▶ _EXERCISE PROMPT_
Your task is to give the number of lines in the listing that include "llamamiento", and nothing else.

▶ _RECORD SET_
## Start

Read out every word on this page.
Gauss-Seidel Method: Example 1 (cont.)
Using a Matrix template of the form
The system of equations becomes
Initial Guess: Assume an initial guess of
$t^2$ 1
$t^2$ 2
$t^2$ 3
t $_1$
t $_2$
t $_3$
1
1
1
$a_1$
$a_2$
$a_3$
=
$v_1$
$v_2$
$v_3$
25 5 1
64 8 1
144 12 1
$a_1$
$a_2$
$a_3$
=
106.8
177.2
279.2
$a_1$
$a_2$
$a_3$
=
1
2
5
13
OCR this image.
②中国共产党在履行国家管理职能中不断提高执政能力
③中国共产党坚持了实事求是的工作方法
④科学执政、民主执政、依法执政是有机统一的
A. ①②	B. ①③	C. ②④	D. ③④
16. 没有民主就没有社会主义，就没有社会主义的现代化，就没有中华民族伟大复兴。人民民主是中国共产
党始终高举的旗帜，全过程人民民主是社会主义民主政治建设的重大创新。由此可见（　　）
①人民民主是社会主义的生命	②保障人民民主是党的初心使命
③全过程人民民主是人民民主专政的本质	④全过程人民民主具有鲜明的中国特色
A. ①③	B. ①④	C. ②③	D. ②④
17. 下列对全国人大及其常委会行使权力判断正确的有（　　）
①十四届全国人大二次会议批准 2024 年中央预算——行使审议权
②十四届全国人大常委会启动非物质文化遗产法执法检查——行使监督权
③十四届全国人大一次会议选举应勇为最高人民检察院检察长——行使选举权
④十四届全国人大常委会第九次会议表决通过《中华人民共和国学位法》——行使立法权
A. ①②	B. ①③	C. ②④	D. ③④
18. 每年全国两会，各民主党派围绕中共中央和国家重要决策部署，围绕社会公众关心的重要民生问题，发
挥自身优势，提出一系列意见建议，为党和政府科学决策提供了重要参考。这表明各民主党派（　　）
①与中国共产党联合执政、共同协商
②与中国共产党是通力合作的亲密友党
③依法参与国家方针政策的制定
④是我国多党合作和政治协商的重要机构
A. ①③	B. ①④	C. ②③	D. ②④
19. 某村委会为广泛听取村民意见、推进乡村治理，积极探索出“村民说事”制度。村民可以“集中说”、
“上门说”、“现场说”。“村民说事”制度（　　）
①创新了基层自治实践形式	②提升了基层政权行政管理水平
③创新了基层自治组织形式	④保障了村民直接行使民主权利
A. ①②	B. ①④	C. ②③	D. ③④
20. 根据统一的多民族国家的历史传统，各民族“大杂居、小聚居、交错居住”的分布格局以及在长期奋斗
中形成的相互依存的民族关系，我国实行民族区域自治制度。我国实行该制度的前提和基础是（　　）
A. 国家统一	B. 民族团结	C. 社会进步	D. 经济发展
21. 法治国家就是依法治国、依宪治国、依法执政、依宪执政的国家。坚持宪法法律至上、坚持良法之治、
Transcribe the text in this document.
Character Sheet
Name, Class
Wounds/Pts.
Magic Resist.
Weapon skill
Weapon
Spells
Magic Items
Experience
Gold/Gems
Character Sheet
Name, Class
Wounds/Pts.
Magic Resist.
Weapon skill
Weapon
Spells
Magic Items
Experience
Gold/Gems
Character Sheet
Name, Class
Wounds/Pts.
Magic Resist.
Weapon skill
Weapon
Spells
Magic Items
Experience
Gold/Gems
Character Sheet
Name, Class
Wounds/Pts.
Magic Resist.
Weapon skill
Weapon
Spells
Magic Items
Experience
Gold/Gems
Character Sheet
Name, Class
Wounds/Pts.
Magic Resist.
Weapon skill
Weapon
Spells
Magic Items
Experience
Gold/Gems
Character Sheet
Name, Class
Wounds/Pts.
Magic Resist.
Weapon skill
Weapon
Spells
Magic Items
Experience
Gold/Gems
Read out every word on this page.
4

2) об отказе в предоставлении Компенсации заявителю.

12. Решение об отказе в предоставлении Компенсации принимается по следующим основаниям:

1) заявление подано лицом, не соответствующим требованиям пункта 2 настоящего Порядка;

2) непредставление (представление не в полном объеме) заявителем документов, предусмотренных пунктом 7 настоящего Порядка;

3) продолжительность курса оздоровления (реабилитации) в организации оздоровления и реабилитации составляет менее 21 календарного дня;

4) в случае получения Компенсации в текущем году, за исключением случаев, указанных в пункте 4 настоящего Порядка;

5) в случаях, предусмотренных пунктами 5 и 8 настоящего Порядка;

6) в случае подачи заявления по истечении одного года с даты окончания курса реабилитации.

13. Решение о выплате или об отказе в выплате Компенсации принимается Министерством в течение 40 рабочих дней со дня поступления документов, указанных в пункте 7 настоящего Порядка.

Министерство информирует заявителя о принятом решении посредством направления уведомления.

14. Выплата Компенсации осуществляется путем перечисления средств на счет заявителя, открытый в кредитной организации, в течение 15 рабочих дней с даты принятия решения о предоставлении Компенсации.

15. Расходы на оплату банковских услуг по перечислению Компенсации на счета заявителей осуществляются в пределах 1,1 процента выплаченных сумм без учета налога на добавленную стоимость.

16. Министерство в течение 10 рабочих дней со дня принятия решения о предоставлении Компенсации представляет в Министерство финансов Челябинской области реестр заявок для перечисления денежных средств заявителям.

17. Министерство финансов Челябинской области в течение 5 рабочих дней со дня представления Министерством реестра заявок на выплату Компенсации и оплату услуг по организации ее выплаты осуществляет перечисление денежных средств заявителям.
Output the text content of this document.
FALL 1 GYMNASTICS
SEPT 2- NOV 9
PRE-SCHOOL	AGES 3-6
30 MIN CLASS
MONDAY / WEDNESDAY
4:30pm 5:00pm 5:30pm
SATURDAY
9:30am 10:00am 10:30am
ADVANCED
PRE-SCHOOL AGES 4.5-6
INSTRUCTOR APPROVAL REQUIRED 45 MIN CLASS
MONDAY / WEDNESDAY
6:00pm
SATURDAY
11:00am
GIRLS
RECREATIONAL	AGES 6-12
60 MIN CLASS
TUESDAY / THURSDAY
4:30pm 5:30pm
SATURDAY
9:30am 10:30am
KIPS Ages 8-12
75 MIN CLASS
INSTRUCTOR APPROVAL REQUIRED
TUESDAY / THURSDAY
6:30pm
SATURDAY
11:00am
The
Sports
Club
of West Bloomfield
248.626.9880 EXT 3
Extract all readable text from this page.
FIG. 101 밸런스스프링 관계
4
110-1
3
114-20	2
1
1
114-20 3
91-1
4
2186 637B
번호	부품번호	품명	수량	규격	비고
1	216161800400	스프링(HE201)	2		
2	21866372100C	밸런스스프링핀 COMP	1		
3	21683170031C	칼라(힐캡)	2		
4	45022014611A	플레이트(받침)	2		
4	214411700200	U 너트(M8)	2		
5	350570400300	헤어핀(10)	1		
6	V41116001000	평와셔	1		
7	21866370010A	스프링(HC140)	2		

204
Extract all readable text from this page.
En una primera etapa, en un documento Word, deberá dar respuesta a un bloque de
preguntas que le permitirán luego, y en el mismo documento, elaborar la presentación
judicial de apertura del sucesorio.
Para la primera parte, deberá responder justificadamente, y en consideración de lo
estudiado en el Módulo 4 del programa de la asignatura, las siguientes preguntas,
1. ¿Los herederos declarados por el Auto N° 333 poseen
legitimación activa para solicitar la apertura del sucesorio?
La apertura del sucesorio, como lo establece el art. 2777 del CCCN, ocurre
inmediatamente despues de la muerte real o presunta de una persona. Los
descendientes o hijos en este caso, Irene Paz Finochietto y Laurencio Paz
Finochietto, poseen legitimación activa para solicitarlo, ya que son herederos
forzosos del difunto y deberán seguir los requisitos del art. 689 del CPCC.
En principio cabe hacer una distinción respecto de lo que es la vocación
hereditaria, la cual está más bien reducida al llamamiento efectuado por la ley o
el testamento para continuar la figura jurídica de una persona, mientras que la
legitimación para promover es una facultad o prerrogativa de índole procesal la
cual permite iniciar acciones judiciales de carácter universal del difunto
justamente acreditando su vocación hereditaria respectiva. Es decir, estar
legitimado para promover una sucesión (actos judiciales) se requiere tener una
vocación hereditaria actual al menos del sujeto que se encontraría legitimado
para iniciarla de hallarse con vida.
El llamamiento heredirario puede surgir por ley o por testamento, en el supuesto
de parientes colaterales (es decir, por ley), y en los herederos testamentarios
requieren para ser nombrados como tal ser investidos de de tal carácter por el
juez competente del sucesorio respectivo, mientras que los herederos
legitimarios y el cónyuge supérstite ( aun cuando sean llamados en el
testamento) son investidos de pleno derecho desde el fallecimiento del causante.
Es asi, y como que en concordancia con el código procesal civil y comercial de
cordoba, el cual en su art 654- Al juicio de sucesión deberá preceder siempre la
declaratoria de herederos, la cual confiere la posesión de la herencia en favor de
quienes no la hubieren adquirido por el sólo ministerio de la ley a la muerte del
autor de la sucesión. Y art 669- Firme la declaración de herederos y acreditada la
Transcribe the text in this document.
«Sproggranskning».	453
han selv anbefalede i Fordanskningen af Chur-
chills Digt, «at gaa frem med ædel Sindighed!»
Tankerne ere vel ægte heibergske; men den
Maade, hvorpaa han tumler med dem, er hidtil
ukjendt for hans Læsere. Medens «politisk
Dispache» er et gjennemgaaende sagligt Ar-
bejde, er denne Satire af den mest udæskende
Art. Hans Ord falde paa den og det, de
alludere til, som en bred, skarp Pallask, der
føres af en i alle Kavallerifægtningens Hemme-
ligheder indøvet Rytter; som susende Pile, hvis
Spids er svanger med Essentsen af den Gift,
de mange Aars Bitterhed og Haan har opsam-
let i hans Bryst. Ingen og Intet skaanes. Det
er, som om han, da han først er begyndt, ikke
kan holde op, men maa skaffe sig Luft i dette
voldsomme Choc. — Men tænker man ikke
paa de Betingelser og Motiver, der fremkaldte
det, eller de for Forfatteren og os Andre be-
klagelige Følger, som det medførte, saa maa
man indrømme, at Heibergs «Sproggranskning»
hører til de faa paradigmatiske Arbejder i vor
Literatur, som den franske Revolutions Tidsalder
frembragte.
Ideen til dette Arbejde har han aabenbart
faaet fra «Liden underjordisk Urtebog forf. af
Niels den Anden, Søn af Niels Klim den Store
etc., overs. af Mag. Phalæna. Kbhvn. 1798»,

## End

▶ _PROBLEM SOLUTION_
2